(Data entries)
+===+
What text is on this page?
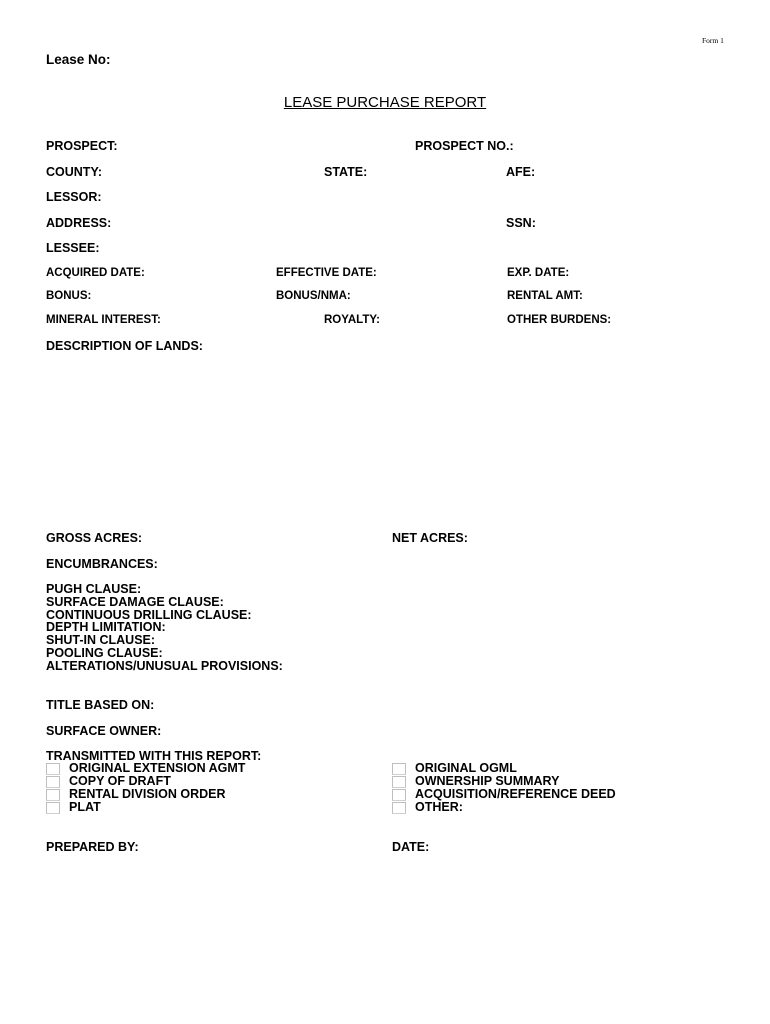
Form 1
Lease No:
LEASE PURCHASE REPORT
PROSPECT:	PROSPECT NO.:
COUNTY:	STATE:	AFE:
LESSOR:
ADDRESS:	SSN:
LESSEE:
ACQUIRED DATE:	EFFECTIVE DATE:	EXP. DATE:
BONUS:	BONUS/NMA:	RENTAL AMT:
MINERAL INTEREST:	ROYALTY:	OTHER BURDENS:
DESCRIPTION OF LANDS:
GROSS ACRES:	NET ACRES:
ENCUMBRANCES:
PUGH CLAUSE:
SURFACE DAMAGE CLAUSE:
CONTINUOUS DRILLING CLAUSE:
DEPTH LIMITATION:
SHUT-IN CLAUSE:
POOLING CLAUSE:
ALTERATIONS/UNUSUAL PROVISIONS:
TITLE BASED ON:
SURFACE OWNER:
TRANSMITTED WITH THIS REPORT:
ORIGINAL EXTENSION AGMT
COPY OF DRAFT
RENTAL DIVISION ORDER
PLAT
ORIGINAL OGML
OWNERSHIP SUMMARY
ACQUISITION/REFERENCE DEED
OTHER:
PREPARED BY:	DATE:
+===+
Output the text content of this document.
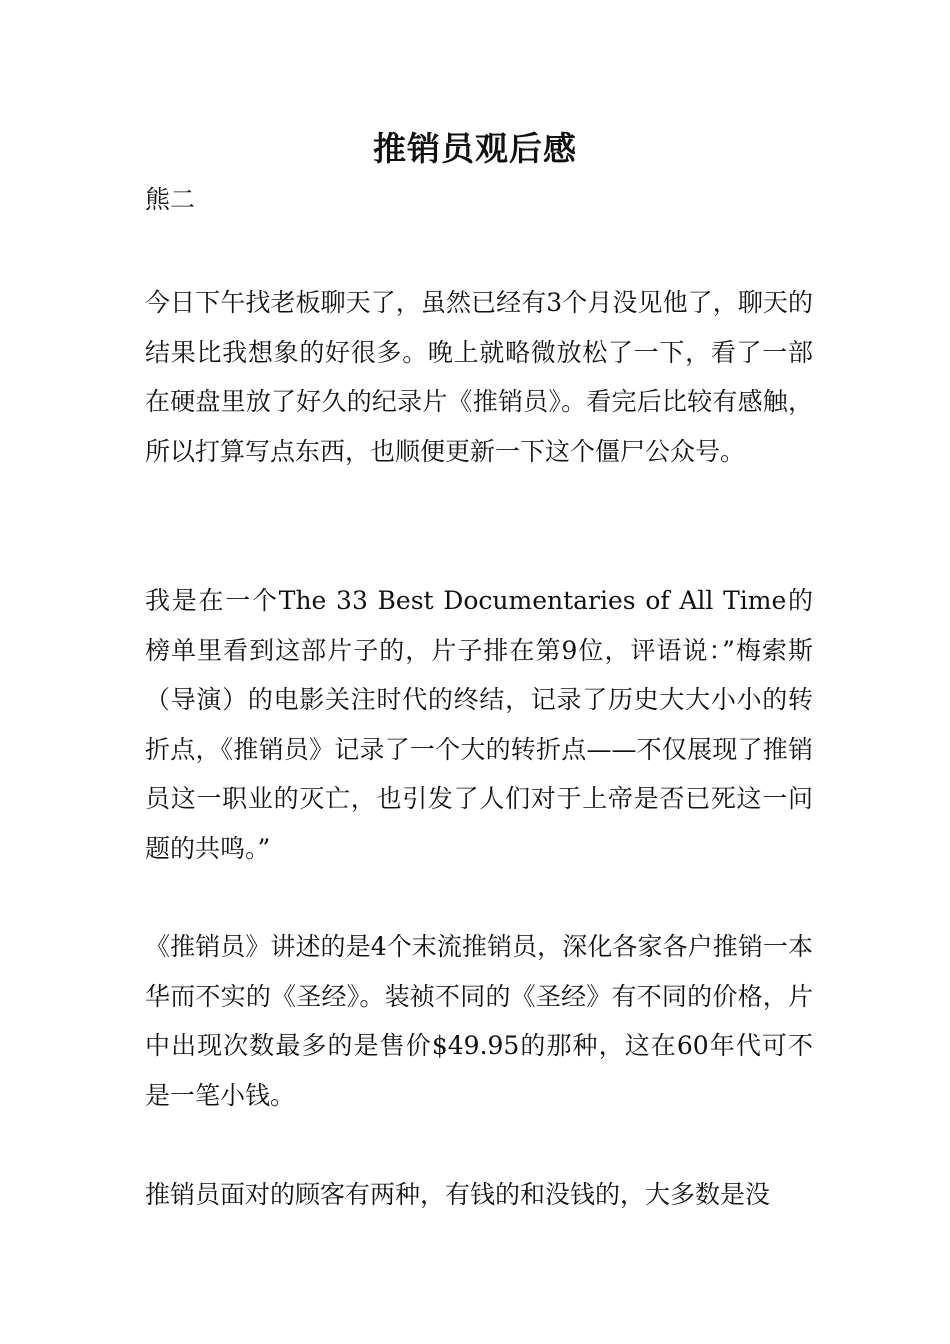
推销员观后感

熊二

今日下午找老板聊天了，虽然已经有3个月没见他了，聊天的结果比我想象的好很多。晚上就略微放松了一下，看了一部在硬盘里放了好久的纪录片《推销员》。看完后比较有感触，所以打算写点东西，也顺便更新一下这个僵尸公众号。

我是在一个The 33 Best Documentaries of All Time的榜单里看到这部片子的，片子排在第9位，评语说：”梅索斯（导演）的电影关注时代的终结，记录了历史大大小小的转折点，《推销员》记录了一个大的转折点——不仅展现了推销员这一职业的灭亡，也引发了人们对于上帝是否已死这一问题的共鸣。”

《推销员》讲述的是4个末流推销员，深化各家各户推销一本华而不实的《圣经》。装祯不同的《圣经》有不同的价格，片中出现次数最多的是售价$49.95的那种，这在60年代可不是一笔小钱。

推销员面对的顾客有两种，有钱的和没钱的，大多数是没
+===+
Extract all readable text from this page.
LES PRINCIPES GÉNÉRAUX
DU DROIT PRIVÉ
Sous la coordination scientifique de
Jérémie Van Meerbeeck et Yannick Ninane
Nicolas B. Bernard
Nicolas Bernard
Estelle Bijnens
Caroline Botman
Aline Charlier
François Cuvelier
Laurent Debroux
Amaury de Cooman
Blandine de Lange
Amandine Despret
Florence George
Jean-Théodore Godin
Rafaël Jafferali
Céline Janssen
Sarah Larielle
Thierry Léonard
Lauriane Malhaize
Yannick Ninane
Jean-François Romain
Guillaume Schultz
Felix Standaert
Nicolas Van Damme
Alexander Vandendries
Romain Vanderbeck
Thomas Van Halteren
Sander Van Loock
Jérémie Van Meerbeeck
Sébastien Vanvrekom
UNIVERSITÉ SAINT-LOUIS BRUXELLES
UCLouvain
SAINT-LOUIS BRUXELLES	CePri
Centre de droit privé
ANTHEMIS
+===+
Copy each line above where the string "ORIGINAL" occurs.

▶ [Written response]
ORIGINAL EXTENSION AGMT
ORIGINAL OGML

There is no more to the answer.